>>>>

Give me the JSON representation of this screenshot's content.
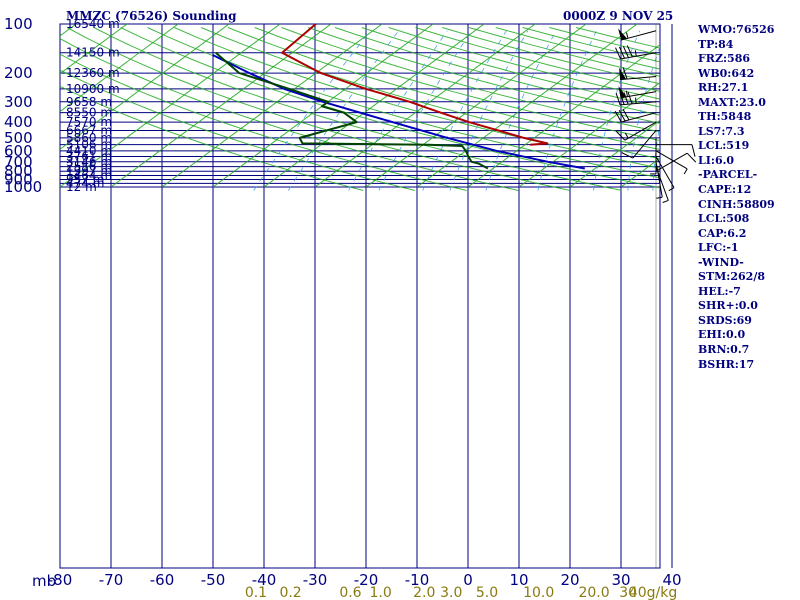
{
  "header": {
    "title": "MMZC (76526) Sounding",
    "time": "0000Z  9 NOV 25"
  },
  "stats": [
    "WMO:76526",
    "TP:84",
    "FRZ:586",
    "WB0:642",
    "RH:27.1",
    "MAXT:23.0",
    "TH:5848",
    "LS7:7.3",
    "LCL:519",
    "LI:6.0",
    "-PARCEL-",
    "CAPE:12",
    "CINH:58809",
    "LCL:508",
    "CAP:6.2",
    "LFC:-1",
    "-WIND-",
    "STM:262/8",
    "HEL:-7",
    "SHR+:0.0",
    "SRDS:69",
    "EHI:0.0",
    "BRN:0.7",
    "BSHR:17"
  ],
  "colors": {
    "grid": "#000080",
    "dry_adiabat": "#22aa22",
    "moist_adiabat": "#333333",
    "mixing_ratio": "#3399ee",
    "temperature": "#b00000",
    "dewpoint": "#004400",
    "parcel": "#0000bb",
    "wind": "#000000",
    "mixing_label": "#8a7a10"
  },
  "chart_data": {
    "type": "skew-t",
    "title": "MMZC (76526) Sounding",
    "xlabel": "mb",
    "pressure_ticks": [
      "100",
      "200",
      "300",
      "400",
      "500",
      "600",
      "700",
      "800",
      "900",
      "1000"
    ],
    "temperature_ticks": [
      "-80",
      "-70",
      "-60",
      "-50",
      "-40",
      "-30",
      "-20",
      "-10",
      "0",
      "10",
      "20",
      "30",
      "40"
    ],
    "height_labels": [
      {
        "p": 100,
        "label": "16540 m"
      },
      {
        "p": 150,
        "label": "14150 m"
      },
      {
        "p": 200,
        "label": "12360 m"
      },
      {
        "p": 250,
        "label": "10900 m"
      },
      {
        "p": 300,
        "label": "9658 m"
      },
      {
        "p": 350,
        "label": "8550 m"
      },
      {
        "p": 400,
        "label": "7570 m"
      },
      {
        "p": 450,
        "label": "6667 m"
      },
      {
        "p": 500,
        "label": "5860 m"
      },
      {
        "p": 550,
        "label": "5106 m"
      },
      {
        "p": 600,
        "label": "4410 m"
      },
      {
        "p": 650,
        "label": "3761 m"
      },
      {
        "p": 700,
        "label": "3146 m"
      },
      {
        "p": 750,
        "label": "2556 m"
      },
      {
        "p": 800,
        "label": "1997 m"
      },
      {
        "p": 850,
        "label": "1464 m"
      },
      {
        "p": 900,
        "label": "957 m"
      },
      {
        "p": 950,
        "label": "474 m"
      },
      {
        "p": 1000,
        "label": "12 m"
      }
    ],
    "mixing_ratio_labels": [
      "0.1",
      "0.2",
      "0.6",
      "1.0",
      "2.0",
      "3.0",
      "5.0",
      "10.0",
      "20.0",
      "30",
      "40g/kg"
    ],
    "mixing_ratio_values": [
      0.1,
      0.2,
      0.6,
      1.0,
      2.0,
      3.0,
      5.0,
      10.0,
      20.0,
      30,
      40
    ],
    "temperature": [
      {
        "p": 100,
        "t": -73
      },
      {
        "p": 150,
        "t": -72
      },
      {
        "p": 200,
        "t": -59
      },
      {
        "p": 250,
        "t": -46
      },
      {
        "p": 300,
        "t": -34
      },
      {
        "p": 350,
        "t": -25
      },
      {
        "p": 400,
        "t": -17
      },
      {
        "p": 450,
        "t": -9
      },
      {
        "p": 500,
        "t": -2
      },
      {
        "p": 540,
        "t": 4
      },
      {
        "p": 550,
        "t": 1
      }
    ],
    "dewpoint": [
      {
        "p": 150,
        "t": -85
      },
      {
        "p": 200,
        "t": -75
      },
      {
        "p": 250,
        "t": -61
      },
      {
        "p": 300,
        "t": -50
      },
      {
        "p": 320,
        "t": -50
      },
      {
        "p": 350,
        "t": -44
      },
      {
        "p": 400,
        "t": -39
      },
      {
        "p": 500,
        "t": -46
      },
      {
        "p": 540,
        "t": -44
      },
      {
        "p": 550,
        "t": -19
      },
      {
        "p": 560,
        "t": -12
      },
      {
        "p": 600,
        "t": -10
      },
      {
        "p": 650,
        "t": -8
      },
      {
        "p": 700,
        "t": -6
      },
      {
        "p": 720,
        "t": -4
      },
      {
        "p": 770,
        "t": -1
      }
    ],
    "parcel": [
      {
        "p": 155,
        "t": -85
      },
      {
        "p": 200,
        "t": -73
      },
      {
        "p": 250,
        "t": -62
      },
      {
        "p": 300,
        "t": -51
      },
      {
        "p": 400,
        "t": -32
      },
      {
        "p": 500,
        "t": -17
      },
      {
        "p": 600,
        "t": -4
      },
      {
        "p": 700,
        "t": 9
      },
      {
        "p": 770,
        "t": 18
      }
    ],
    "winds": [
      {
        "p": 110,
        "speed": 55,
        "dir": 255
      },
      {
        "p": 150,
        "speed": 45,
        "dir": 260
      },
      {
        "p": 210,
        "speed": 60,
        "dir": 265
      },
      {
        "p": 260,
        "speed": 55,
        "dir": 260
      },
      {
        "p": 300,
        "speed": 45,
        "dir": 265
      },
      {
        "p": 350,
        "speed": 30,
        "dir": 255
      },
      {
        "p": 400,
        "speed": 15,
        "dir": 240
      },
      {
        "p": 450,
        "speed": 10,
        "dir": 220
      },
      {
        "p": 500,
        "speed": 5,
        "dir": 180
      },
      {
        "p": 550,
        "speed": 10,
        "dir": 90
      },
      {
        "p": 600,
        "speed": 5,
        "dir": 120
      },
      {
        "p": 650,
        "speed": 5,
        "dir": 150
      },
      {
        "p": 700,
        "speed": 5,
        "dir": 170
      },
      {
        "p": 750,
        "speed": 5,
        "dir": 160
      },
      {
        "p": 800,
        "speed": 10,
        "dir": 60
      }
    ]
  }
}
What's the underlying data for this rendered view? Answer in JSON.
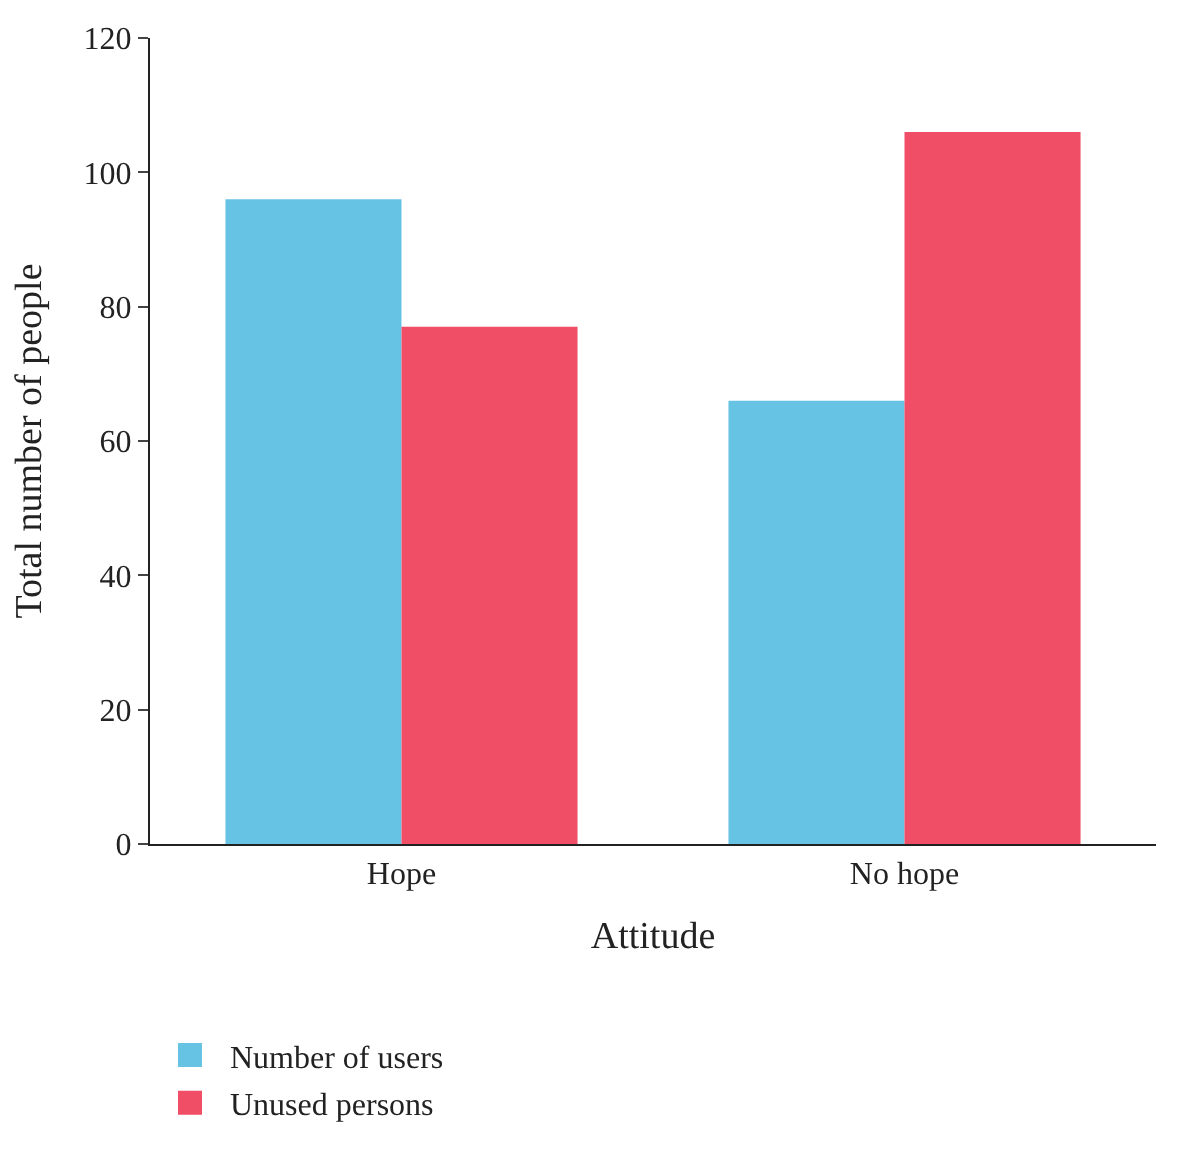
{
  "chart_data": {
    "type": "bar",
    "xlabel": "Attitude",
    "ylabel": "Total number of people",
    "categories": [
      "Hope",
      "No hope"
    ],
    "series": [
      {
        "name": "Number of users",
        "color": "#66c3e3",
        "values": [
          96,
          66
        ]
      },
      {
        "name": "Unused persons",
        "color": "#f04d66",
        "values": [
          77,
          106
        ]
      }
    ],
    "ylim": [
      0,
      120
    ],
    "yticks": [
      0,
      20,
      40,
      60,
      80,
      100,
      120
    ],
    "legend": "bottom left"
  }
}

<<<<

- GIVEN REQUEST -
Give all the lines above again, character for character, without pictures.

- FINISHED TASK -
Give me the JSON representation of this screenshot's content.
{
  "header": {
    "title": "MMZC (76526) Sounding",
    "time": "0000Z  9 NOV 25"
  },
  "stats": [
    "WMO:76526",
    "TP:84",
    "FRZ:586",
    "WB0:642",
    "RH:27.1",
    "MAXT:23.0",
    "TH:5848",
    "LS7:7.3",
    "LCL:519",
    "LI:6.0",
    "-PARCEL-",
    "CAPE:12",
    "CINH:58809",
    "LCL:508",
    "CAP:6.2",
    "LFC:-1",
    "-WIND-",
    "STM:262/8",
    "HEL:-7",
    "SHR+:0.0",
    "SRDS:69",
    "EHI:0.0",
    "BRN:0.7",
    "BSHR:17"
  ],
  "colors": {
    "grid": "#000080",
    "dry_adiabat": "#22aa22",
    "moist_adiabat": "#333333",
    "mixing_ratio": "#3399ee",
    "temperature": "#b00000",
    "dewpoint": "#004400",
    "parcel": "#0000bb",
    "wind": "#000000",
    "mixing_label": "#8a7a10"
  },
  "chart_data": {
    "type": "skew-t",
    "title": "MMZC (76526) Sounding",
    "xlabel": "mb",
    "pressure_ticks": [
      "100",
      "200",
      "300",
      "400",
      "500",
      "600",
      "700",
      "800",
      "900",
      "1000"
    ],
    "temperature_ticks": [
      "-80",
      "-70",
      "-60",
      "-50",
      "-40",
      "-30",
      "-20",
      "-10",
      "0",
      "10",
      "20",
      "30",
      "40"
    ],
    "height_labels": [
      {
        "p": 100,
        "label": "16540 m"
      },
      {
        "p": 150,
        "label": "14150 m"
      },
      {
        "p": 200,
        "label": "12360 m"
      },
      {
        "p": 250,
        "label": "10900 m"
      },
      {
        "p": 300,
        "label": "9658 m"
      },
      {
        "p": 350,
        "label": "8550 m"
      },
      {
        "p": 400,
        "label": "7570 m"
      },
      {
        "p": 450,
        "label": "6667 m"
      },
      {
        "p": 500,
        "label": "5860 m"
      },
      {
        "p": 550,
        "label": "5106 m"
      },
      {
        "p": 600,
        "label": "4410 m"
      },
      {
        "p": 650,
        "label": "3761 m"
      },
      {
        "p": 700,
        "label": "3146 m"
      },
      {
        "p": 750,
        "label": "2556 m"
      },
      {
        "p": 800,
        "label": "1997 m"
      },
      {
        "p": 850,
        "label": "1464 m"
      },
      {
        "p": 900,
        "label": "957 m"
      },
      {
        "p": 950,
        "label": "474 m"
      },
      {
        "p": 1000,
        "label": "12 m"
      }
    ],
    "mixing_ratio_labels": [
      "0.1",
      "0.2",
      "0.6",
      "1.0",
      "2.0",
      "3.0",
      "5.0",
      "10.0",
      "20.0",
      "30",
      "40g/kg"
    ],
    "mixing_ratio_values": [
      0.1,
      0.2,
      0.6,
      1.0,
      2.0,
      3.0,
      5.0,
      10.0,
      20.0,
      30,
      40
    ],
    "temperature": [
      {
        "p": 100,
        "t": -73
      },
      {
        "p": 150,
        "t": -72
      },
      {
        "p": 200,
        "t": -59
      },
      {
        "p": 250,
        "t": -46
      },
      {
        "p": 300,
        "t": -34
      },
      {
        "p": 350,
        "t": -25
      },
      {
        "p": 400,
        "t": -17
      },
      {
        "p": 450,
        "t": -9
      },
      {
        "p": 500,
        "t": -2
      },
      {
        "p": 540,
        "t": 4
      },
      {
        "p": 550,
        "t": 1
      }
    ],
    "dewpoint": [
      {
        "p": 150,
        "t": -85
      },
      {
        "p": 200,
        "t": -75
      },
      {
        "p": 250,
        "t": -61
      },
      {
        "p": 300,
        "t": -50
      },
      {
        "p": 320,
        "t": -50
      },
      {
        "p": 350,
        "t": -44
      },
      {
        "p": 400,
        "t": -39
      },
      {
        "p": 500,
        "t": -46
      },
      {
        "p": 540,
        "t": -44
      },
      {
        "p": 550,
        "t": -19
      },
      {
        "p": 560,
        "t": -12
      },
      {
        "p": 600,
        "t": -10
      },
      {
        "p": 650,
        "t": -8
      },
      {
        "p": 700,
        "t": -6
      },
      {
        "p": 720,
        "t": -4
      },
      {
        "p": 770,
        "t": -1
      }
    ],
    "parcel": [
      {
        "p": 155,
        "t": -85
      },
      {
        "p": 200,
        "t": -73
      },
      {
        "p": 250,
        "t": -62
      },
      {
        "p": 300,
        "t": -51
      },
      {
        "p": 400,
        "t": -32
      },
      {
        "p": 500,
        "t": -17
      },
      {
        "p": 600,
        "t": -4
      },
      {
        "p": 700,
        "t": 9
      },
      {
        "p": 770,
        "t": 18
      }
    ],
    "winds": [
      {
        "p": 110,
        "speed": 55,
        "dir": 255
      },
      {
        "p": 150,
        "speed": 45,
        "dir": 260
      },
      {
        "p": 210,
        "speed": 60,
        "dir": 265
      },
      {
        "p": 260,
        "speed": 55,
        "dir": 260
      },
      {
        "p": 300,
        "speed": 45,
        "dir": 265
      },
      {
        "p": 350,
        "speed": 30,
        "dir": 255
      },
      {
        "p": 400,
        "speed": 15,
        "dir": 240
      },
      {
        "p": 450,
        "speed": 10,
        "dir": 220
      },
      {
        "p": 500,
        "speed": 5,
        "dir": 180
      },
      {
        "p": 550,
        "speed": 10,
        "dir": 90
      },
      {
        "p": 600,
        "speed": 5,
        "dir": 120
      },
      {
        "p": 650,
        "speed": 5,
        "dir": 150
      },
      {
        "p": 700,
        "speed": 5,
        "dir": 170
      },
      {
        "p": 750,
        "speed": 5,
        "dir": 160
      },
      {
        "p": 800,
        "speed": 10,
        "dir": 60
      }
    ]
  }
}
What's the underlying data for this rendered view? Answer in JSON.
{
  "chart_data": {
    "type": "bar",
    "xlabel": "Attitude",
    "ylabel": "Total number of people",
    "categories": [
      "Hope",
      "No hope"
    ],
    "series": [
      {
        "name": "Number of users",
        "color": "#66c3e3",
        "values": [
          96,
          66
        ]
      },
      {
        "name": "Unused persons",
        "color": "#f04d66",
        "values": [
          77,
          106
        ]
      }
    ],
    "ylim": [
      0,
      120
    ],
    "yticks": [
      0,
      20,
      40,
      60,
      80,
      100,
      120
    ],
    "legend": "bottom left"
  }
}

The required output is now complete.